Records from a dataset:
☆ ☆ ☆ ☆ ☆

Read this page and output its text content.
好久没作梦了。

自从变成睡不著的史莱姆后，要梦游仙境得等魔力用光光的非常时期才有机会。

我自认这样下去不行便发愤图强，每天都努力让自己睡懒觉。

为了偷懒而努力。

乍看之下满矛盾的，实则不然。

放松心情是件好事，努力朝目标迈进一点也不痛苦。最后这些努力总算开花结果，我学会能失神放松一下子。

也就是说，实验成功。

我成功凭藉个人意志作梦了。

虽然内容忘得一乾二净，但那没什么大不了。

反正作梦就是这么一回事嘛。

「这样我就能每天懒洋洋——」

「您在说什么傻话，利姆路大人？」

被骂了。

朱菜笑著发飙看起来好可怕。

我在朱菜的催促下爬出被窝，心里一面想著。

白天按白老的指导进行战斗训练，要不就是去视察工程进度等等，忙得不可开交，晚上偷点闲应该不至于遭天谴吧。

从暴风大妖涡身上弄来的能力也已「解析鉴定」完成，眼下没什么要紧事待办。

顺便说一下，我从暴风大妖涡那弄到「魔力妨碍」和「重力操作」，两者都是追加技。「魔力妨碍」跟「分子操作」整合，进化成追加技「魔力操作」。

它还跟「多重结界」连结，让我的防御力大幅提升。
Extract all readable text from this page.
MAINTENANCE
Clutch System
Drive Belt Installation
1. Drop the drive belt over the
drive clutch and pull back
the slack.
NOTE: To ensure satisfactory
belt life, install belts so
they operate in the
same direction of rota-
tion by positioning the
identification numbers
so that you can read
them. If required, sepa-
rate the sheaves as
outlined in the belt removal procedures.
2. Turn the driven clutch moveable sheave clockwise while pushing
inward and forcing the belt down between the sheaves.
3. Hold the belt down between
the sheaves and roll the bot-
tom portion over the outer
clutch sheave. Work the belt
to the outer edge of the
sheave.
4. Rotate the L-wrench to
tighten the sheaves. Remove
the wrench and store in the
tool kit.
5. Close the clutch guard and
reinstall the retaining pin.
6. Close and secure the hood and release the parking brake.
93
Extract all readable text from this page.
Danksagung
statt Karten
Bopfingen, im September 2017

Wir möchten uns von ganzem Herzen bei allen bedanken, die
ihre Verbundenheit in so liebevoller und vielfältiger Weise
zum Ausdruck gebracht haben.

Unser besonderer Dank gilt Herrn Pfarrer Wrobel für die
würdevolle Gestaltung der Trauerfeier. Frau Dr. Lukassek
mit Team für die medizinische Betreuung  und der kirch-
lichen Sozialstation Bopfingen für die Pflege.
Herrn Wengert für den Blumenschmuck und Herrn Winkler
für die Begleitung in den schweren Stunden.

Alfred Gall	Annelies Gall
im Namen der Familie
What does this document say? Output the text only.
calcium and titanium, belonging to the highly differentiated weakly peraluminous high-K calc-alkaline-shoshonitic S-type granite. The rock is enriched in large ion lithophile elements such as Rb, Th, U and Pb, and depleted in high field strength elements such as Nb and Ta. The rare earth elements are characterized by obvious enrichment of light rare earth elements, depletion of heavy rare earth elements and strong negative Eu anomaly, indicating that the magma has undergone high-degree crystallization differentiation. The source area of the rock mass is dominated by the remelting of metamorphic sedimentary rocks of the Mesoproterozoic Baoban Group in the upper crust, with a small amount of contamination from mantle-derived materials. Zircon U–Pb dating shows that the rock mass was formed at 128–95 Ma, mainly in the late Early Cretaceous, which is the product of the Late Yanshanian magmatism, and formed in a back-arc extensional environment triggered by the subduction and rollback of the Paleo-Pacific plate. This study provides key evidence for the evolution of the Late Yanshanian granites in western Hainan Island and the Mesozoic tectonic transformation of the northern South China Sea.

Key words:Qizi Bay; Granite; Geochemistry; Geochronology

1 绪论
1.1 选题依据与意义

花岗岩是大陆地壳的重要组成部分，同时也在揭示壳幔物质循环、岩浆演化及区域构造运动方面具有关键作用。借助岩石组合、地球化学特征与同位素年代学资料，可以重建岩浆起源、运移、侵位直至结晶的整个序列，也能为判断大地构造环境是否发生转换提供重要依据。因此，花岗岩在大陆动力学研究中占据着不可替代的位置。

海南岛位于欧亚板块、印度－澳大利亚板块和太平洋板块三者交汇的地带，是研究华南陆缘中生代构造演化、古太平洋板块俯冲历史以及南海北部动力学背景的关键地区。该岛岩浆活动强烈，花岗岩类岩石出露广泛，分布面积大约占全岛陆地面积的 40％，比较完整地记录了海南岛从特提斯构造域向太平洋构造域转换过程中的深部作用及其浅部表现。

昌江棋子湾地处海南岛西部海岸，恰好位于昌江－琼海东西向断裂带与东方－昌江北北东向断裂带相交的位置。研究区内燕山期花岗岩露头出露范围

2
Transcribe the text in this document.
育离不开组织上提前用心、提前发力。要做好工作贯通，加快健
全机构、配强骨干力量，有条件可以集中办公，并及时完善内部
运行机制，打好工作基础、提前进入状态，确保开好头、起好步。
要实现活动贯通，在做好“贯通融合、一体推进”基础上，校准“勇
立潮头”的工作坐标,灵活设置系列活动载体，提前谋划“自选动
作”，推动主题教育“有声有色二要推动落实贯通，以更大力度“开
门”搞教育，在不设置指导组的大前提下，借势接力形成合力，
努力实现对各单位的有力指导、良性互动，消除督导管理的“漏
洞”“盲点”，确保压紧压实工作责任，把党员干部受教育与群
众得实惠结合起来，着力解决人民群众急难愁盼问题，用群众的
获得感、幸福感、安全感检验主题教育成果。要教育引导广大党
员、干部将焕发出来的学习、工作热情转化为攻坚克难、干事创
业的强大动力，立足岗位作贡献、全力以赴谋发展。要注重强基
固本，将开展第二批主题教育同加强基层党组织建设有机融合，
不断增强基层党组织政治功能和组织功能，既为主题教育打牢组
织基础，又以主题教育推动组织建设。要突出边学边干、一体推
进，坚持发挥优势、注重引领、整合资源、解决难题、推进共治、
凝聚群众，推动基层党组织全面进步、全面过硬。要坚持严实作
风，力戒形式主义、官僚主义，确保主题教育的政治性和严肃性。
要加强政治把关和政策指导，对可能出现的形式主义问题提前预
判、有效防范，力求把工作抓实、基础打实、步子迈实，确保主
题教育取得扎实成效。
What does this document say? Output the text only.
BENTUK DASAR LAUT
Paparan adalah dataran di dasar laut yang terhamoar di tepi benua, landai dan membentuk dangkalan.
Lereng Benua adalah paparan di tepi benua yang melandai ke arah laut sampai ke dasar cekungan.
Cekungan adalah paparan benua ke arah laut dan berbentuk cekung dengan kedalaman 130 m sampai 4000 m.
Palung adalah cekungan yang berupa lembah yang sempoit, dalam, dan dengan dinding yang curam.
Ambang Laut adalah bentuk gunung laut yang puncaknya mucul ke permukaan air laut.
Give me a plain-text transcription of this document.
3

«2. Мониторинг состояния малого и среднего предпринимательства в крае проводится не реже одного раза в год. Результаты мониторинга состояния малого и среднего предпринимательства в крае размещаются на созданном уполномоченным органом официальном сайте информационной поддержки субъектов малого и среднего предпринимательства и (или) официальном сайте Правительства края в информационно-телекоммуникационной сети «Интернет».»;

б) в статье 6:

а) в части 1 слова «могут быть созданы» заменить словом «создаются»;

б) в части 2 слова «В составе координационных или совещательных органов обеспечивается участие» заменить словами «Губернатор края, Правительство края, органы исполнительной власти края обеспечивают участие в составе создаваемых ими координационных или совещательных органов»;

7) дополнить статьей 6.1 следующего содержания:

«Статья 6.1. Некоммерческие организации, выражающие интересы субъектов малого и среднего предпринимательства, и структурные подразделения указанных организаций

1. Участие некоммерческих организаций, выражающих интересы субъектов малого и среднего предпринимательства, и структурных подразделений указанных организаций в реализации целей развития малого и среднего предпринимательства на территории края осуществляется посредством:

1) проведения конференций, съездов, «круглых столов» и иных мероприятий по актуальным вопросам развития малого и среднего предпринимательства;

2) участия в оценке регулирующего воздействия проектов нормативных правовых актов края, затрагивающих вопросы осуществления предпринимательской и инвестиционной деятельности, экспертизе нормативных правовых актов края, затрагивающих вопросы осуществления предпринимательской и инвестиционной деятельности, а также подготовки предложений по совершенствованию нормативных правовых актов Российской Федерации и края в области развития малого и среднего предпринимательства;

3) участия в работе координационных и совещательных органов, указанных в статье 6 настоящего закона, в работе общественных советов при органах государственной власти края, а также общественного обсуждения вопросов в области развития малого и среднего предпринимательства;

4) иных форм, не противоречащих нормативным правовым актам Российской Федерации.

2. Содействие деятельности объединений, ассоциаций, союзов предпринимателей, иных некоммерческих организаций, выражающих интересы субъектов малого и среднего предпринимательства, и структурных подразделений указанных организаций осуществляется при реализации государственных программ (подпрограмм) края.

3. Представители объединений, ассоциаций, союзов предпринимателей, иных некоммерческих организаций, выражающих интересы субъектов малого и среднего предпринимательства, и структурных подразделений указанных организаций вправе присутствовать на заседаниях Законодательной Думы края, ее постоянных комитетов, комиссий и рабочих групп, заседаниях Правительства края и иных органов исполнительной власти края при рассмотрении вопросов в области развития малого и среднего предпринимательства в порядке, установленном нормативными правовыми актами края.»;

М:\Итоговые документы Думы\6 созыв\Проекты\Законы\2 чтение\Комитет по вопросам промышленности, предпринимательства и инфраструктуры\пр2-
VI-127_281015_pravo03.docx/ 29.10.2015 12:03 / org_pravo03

☆ ☆ ☆ ☆ ☆

To do: Exactly how many lines of the material contain the word "document"? Write the number alone.

Solution to this exercise: 4